Raw records ::
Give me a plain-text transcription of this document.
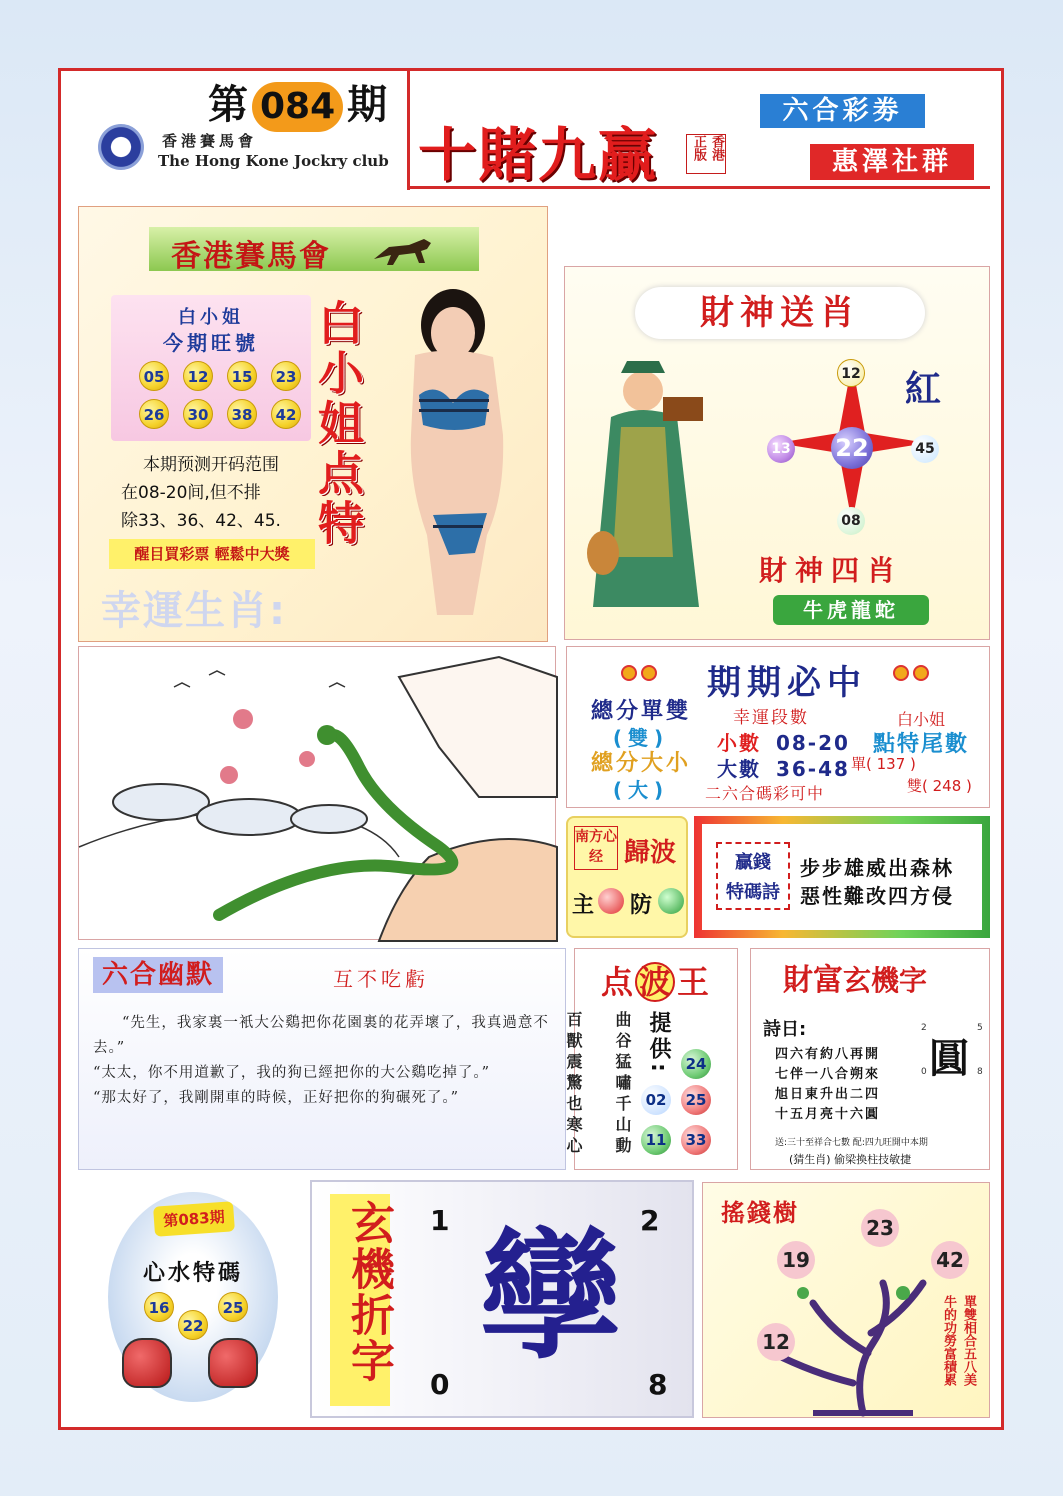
第 084 期
香港賽馬會
The Hong Kone Jockry club 十賭九贏	香港正版
六合彩劵
惠澤社群
香港賽馬會
白小姐
今期旺號
05	12	15	23
26	30	38	42
本期预测开码范围
在08-20间,但不排
除33、36、42、45.
醒目買彩票 輕鬆中大獎
幸運生肖:
白小姐点特	財神送肖
22
12
13	45
08
紅
財神四肖
牛虎龍蛇
期期必中
總分單雙
(雙)
總分大小
(大)
幸運段數
小數 08-20
大數 36-48
二六合碼彩可中
白小姐
點特尾數
單( 137 )
雙( 248 )
南方心经 歸波
主 防
贏錢
特碼詩
步步雄威出森林
惡性難改四方侵
六合幽默	互不吃虧
“先生，我家裏一衹大公鷄把你花園裏的花弄壞了，我真過意不去。”
“太太，你不用道歉了，我的狗已經把你的大公鷄吃掉了。”
“那太好了，我剛開車的時候，正好把你的狗碾死了。”
点 波 王
百獸震驚也寒心 曲谷猛嘯千山動 提供: 24
02	25
11	33
財富玄機字
詩日:
四六有約八再開
七伴一八合朔來
旭日東升出二四
十五月亮十六圓
2	5
圓
0	8
送:三十至祥合七數 配:四九旺開中本期
(猜生肖) 偷梁換柱技敏捷
第083期
心水特碼
16
22
25 玄機折字 1	2
孿
0	8
搖錢樹
23
19	42
12	單雙相合五八美
牛的功勞富積累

Your task :: Quote every record above exactly, omitting any pictures they contain.

Task solution ::
Give me a plain-text transcription of this document.
第 084 期
香港賽馬會
The Hong Kone Jockry club 十賭九贏	香港正版
六合彩劵
惠澤社群
香港賽馬會
白小姐
今期旺號
05	12	15	23
26	30	38	42
本期预测开码范围
在08-20间,但不排
除33、36、42、45.
醒目買彩票 輕鬆中大獎
幸運生肖:
白小姐点特	財神送肖
22
12
13	45
08
紅
財神四肖
牛虎龍蛇
期期必中
總分單雙
(雙)
總分大小
(大)
幸運段數
小數 08-20
大數 36-48
二六合碼彩可中
白小姐
點特尾數
單( 137 )
雙( 248 )
南方心经 歸波
主 防
贏錢
特碼詩
步步雄威出森林
惡性難改四方侵
六合幽默	互不吃虧
“先生，我家裏一衹大公鷄把你花園裏的花弄壞了，我真過意不去。”
“太太，你不用道歉了，我的狗已經把你的大公鷄吃掉了。”
“那太好了，我剛開車的時候，正好把你的狗碾死了。”
点 波 王
百獸震驚也寒心 曲谷猛嘯千山動 提供: 24
02	25
11	33
財富玄機字
詩日:
四六有約八再開
七伴一八合朔來
旭日東升出二四
十五月亮十六圓
2	5
圓
0	8
送:三十至祥合七數 配:四九旺開中本期
(猜生肖) 偷梁換柱技敏捷
第083期
心水特碼
16
22
25 玄機折字 1	2
孿
0	8
搖錢樹
23
19	42
12	單雙相合五八美
牛的功勞富積累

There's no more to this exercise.